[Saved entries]
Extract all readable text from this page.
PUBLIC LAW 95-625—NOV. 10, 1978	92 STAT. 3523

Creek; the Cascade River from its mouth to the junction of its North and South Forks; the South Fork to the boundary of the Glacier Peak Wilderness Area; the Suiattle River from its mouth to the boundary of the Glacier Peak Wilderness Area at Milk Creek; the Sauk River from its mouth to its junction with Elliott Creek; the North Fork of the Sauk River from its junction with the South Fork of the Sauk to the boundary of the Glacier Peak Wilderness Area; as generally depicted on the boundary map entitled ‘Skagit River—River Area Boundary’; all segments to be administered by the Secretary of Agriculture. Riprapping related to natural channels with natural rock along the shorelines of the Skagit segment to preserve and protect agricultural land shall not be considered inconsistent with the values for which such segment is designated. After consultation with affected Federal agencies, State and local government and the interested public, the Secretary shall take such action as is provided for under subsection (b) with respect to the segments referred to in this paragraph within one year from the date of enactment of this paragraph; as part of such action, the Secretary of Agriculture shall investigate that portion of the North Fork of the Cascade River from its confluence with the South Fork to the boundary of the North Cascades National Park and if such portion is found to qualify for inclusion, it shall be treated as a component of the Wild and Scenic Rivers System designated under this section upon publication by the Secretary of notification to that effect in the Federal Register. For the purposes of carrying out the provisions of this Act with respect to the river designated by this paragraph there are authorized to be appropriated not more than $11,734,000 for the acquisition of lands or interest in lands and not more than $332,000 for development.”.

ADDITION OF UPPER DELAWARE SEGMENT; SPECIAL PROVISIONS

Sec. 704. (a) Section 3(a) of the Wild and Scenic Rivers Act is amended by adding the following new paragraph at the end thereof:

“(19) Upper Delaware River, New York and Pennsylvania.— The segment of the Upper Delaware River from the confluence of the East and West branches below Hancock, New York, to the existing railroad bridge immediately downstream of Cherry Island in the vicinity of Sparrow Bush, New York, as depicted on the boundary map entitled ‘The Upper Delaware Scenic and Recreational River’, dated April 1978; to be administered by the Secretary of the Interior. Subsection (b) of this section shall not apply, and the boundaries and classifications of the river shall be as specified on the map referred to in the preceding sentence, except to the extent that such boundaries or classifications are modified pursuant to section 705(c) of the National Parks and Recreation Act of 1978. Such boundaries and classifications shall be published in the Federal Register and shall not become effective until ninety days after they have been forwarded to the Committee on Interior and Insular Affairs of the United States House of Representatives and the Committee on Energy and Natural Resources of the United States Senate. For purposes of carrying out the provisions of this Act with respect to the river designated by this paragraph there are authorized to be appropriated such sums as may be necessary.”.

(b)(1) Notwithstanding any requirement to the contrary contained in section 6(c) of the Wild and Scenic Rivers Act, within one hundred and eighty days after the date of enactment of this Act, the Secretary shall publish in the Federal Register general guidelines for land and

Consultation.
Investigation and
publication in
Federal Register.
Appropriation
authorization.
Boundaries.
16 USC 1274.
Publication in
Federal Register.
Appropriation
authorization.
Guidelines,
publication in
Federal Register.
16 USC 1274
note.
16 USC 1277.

WHAT NEEDS TO BE DONE.
Print the entries exactly. Include every one.

COMPLETE RESPONSE.
Extract all readable text from this page.
PUBLIC LAW 95-625—NOV. 10, 1978	92 STAT. 3523

Creek; the Cascade River from its mouth to the junction of its North and South Forks; the South Fork to the boundary of the Glacier Peak Wilderness Area; the Suiattle River from its mouth to the boundary of the Glacier Peak Wilderness Area at Milk Creek; the Sauk River from its mouth to its junction with Elliott Creek; the North Fork of the Sauk River from its junction with the South Fork of the Sauk to the boundary of the Glacier Peak Wilderness Area; as generally depicted on the boundary map entitled ‘Skagit River—River Area Boundary’; all segments to be administered by the Secretary of Agriculture. Riprapping related to natural channels with natural rock along the shorelines of the Skagit segment to preserve and protect agricultural land shall not be considered inconsistent with the values for which such segment is designated. After consultation with affected Federal agencies, State and local government and the interested public, the Secretary shall take such action as is provided for under subsection (b) with respect to the segments referred to in this paragraph within one year from the date of enactment of this paragraph; as part of such action, the Secretary of Agriculture shall investigate that portion of the North Fork of the Cascade River from its confluence with the South Fork to the boundary of the North Cascades National Park and if such portion is found to qualify for inclusion, it shall be treated as a component of the Wild and Scenic Rivers System designated under this section upon publication by the Secretary of notification to that effect in the Federal Register. For the purposes of carrying out the provisions of this Act with respect to the river designated by this paragraph there are authorized to be appropriated not more than $11,734,000 for the acquisition of lands or interest in lands and not more than $332,000 for development.”.

ADDITION OF UPPER DELAWARE SEGMENT; SPECIAL PROVISIONS

Sec. 704. (a) Section 3(a) of the Wild and Scenic Rivers Act is amended by adding the following new paragraph at the end thereof:

“(19) Upper Delaware River, New York and Pennsylvania.— The segment of the Upper Delaware River from the confluence of the East and West branches below Hancock, New York, to the existing railroad bridge immediately downstream of Cherry Island in the vicinity of Sparrow Bush, New York, as depicted on the boundary map entitled ‘The Upper Delaware Scenic and Recreational River’, dated April 1978; to be administered by the Secretary of the Interior. Subsection (b) of this section shall not apply, and the boundaries and classifications of the river shall be as specified on the map referred to in the preceding sentence, except to the extent that such boundaries or classifications are modified pursuant to section 705(c) of the National Parks and Recreation Act of 1978. Such boundaries and classifications shall be published in the Federal Register and shall not become effective until ninety days after they have been forwarded to the Committee on Interior and Insular Affairs of the United States House of Representatives and the Committee on Energy and Natural Resources of the United States Senate. For purposes of carrying out the provisions of this Act with respect to the river designated by this paragraph there are authorized to be appropriated such sums as may be necessary.”.

(b)(1) Notwithstanding any requirement to the contrary contained in section 6(c) of the Wild and Scenic Rivers Act, within one hundred and eighty days after the date of enactment of this Act, the Secretary shall publish in the Federal Register general guidelines for land and

Consultation.
Investigation and
publication in
Federal Register.
Appropriation
authorization.
Boundaries.
16 USC 1274.
Publication in
Federal Register.
Appropriation
authorization.
Guidelines,
publication in
Federal Register.
16 USC 1274
note.
16 USC 1277.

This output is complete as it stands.